Page excerpt
Naturally enough, the debates on the periods of Russian liberalism also extend to the question of its types, which also provokes a diversity of opinions and judgments. Along with the traditional typology: old (aristocratic), zemstvo-related, new (connected with the intelligentsia), bourgeois, etc., Russian liberalism is subdivided into classical, post-classical, governmental, communal and even autocratic. There is still no system of criteria and priorities for dividing Russian liberalism into either periods or types. When creating such a system the following considerations would have to be taken into account.

First, countries with the catching-up development model may demonstrate a different sequence of phases (stages) and a leap from a lower stage to a higher one bypassing several intermediate steps. Since in Russia, liberalism was long “stuck” at the intellectual development phase (stage), such leaps at the level of theory are easily explicable. It is no chance that some philosophers believe that Russian liberalism has “skipped” the classical stage and began to take a “post-classical” shape right from the start. I cannot agree with this. In the West, the process of formation of liberal ideas was adequate to the environment or, to be more precise, was produced and adjusted by it, while Russian liberals had to borrow an already established system of liberal values in their mediated form and transform them into a value system of their own on the basis of Russian realities.

Second, liberal ideas might have been shared by czars, bureaucrats, advocates of religious renewal and individual representatives of various social strata, but this does not mean that they were able and prepared to accept the liberal value system as a whole. What is more, taken by themselves liberal ideas can be (and were) used to feed and support the traditional system. In this sense, liberal ideas can perform functions that are not natural to them.

Third, discussing the development stages of Russian liberalism, one should remember that its vehicles were constituted, not by representatives of different social strata but by representatives of different generations of the intellectual elite. In essence, Russian liberalism has never been class-based. It was a trend of Russian social thought. According to the most optimistic estimates (N. Pirumova and K. Shatsillo), in the late 19th and early 20th century, Russia had, respectively, 300 and 1500 persons who shared the liberal system of values. Since the establishment of proto-party and then party structures, liberalism began to turn from an intellectual trend into a sociopolitical movement, which also failed to sprout deep roots in the environment. Neither the soil (environment) nor the seed itself (liberalism) were favorable for the growth of a tree with strong roots (liberal values) that would be able to produce abundant fruit.

[Stored items]
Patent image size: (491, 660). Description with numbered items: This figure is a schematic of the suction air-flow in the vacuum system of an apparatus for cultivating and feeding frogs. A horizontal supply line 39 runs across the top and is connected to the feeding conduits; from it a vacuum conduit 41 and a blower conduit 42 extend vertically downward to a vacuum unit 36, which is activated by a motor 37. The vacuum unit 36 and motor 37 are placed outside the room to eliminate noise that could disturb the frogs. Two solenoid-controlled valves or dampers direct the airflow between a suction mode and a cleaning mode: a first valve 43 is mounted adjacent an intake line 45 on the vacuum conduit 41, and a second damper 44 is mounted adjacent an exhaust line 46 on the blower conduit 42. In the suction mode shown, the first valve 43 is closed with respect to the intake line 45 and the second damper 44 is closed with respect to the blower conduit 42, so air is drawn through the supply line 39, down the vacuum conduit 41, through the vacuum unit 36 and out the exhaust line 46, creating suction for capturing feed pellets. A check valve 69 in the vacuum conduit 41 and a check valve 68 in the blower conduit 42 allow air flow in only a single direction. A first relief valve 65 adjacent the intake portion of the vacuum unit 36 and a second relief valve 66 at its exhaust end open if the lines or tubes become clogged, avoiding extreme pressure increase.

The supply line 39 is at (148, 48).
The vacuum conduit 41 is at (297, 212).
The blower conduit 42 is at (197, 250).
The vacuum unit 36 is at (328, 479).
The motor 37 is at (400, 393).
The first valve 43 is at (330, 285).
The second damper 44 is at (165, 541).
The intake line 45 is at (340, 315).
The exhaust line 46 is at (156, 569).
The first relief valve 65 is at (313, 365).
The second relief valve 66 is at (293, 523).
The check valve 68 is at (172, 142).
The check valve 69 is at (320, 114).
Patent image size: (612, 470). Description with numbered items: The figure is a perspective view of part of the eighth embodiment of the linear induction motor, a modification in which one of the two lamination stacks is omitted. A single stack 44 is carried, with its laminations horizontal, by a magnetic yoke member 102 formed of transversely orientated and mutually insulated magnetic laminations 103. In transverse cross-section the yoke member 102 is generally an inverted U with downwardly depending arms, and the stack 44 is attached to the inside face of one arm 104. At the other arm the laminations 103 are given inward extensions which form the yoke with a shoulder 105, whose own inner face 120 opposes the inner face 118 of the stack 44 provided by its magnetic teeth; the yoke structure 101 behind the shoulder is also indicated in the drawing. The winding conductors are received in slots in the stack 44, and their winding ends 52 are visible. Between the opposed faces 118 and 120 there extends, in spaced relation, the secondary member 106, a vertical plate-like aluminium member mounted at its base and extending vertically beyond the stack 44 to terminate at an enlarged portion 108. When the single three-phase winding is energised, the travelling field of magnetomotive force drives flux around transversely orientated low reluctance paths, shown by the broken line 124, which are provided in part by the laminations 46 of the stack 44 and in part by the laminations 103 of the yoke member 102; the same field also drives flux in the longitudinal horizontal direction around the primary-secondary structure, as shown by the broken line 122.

What is required
Continue the text on the periods and types of Russian liberalism from the point where it stops.

Output of the task
Fourth, Russian liberalism evolved into a value system only in the beginning of the 20th century thanks, first of all, to the powerful intellectual efforts of the new generation of the Russian intelligentsia. It is this group that created a rational theoretical model of modern liberalism, which for a number of parameters (described above) may have been superior to the Western models. Some ideas advanced by the Russian intelligentsia in the early 20th century were far ahead of their time and were implemented in the developed West European states only after the Second World War. So Russian liberal intellectuals not only introduced Russian liberalism into the “extended family of liberalism” as a new member but also enriched this family with new creative ideas that had intransient importance for the advancement of the science of Man, his inalienable rights and freedoms.

Fifth, unlike the West, where the development of liberalism at the intellectual stage was constantly adjusted by daily liberal practice, Russian liberals, who got delayed at the intellectual stage, failed to practically implement these ideas. Russian liberalism was a type of thinking for an extremely narrow range of intellectuals but never became a mode of action for those large social and political groups whose interests they tried to represent on the political scene. That was not only the drama but also the tragedy of Russian liberalism.

Thus, the typology used in the study of Western European liberalism is hardly adaptable to Russian liberalism. The latter was neither classical nor post-classical. It was a special type of intellectual liberalism, which came into being and evolved mostly at theoretical level in an unfavorable environment. A better one was yet to be built by Russian liberals. Naturally enough, they supported the steps of the authoritarian regime objectively directed at the construction of elements of such environment. The logic of historical development obliged the authoritarian regime to rise to the challenges of the time, to solve the pressing social development problems and introduce, for the sake of self-preservation, both structural and systemic reforms, which were to consolidate the existing political system. Needless to say, contrary to their authors’ original intentions, these reforms created factors that generated a new environment, which in a measure resembled the liberal one or an environment ready to assimilate liberal ideas. But, of course, the authors of these reforms, representatives of the authoritarian regime, can hardly be regarded as liberals in the proper sense of the word. Historical experience has shown that genuine and not para-, quasi-, and pseudo-liberal ideas are formed and evolve into a liberal value system in a different environment, and their vehicles pose and solve different problems. Liberals advocated the establishment of a different ideological system, a different assimilating environment (civil society) as the basis of a different political system, different institutions, structures and mechanisms of society’s organization. The liberal system of values is, as it were, an enzyme that helps shape a different type of thinking, social organization and way of life. For all the high value of the reforms undertaken by Russian czars, government officials and religious renewalists, these people can hardly be considered liberals.

Liberalism as an idea and then a value system can be generated and evolve in the mind of an internally free person capable of intellectual creative endeavor, for whom the freedom of personality is a value in its own right and realization of personality’s potential is an axiom. In this sense, liberalism cannot be separated from democracy: this is litmus paper for distinguishing between a genuine and a para-quasi-pseudo liberal. It is to the credit of the Russian liberal intellectuals of the early 20th century that they made a successful attempt to fuse liberalism and democracy. What is more, at theoretical level they recognized the urgent need for “legal socialism” as the next stage of social development. In fact, Russian liberal intellectuals built an open theoretical model for the future open civil society and rule-of-law state, which enable personality to adequately use its potential.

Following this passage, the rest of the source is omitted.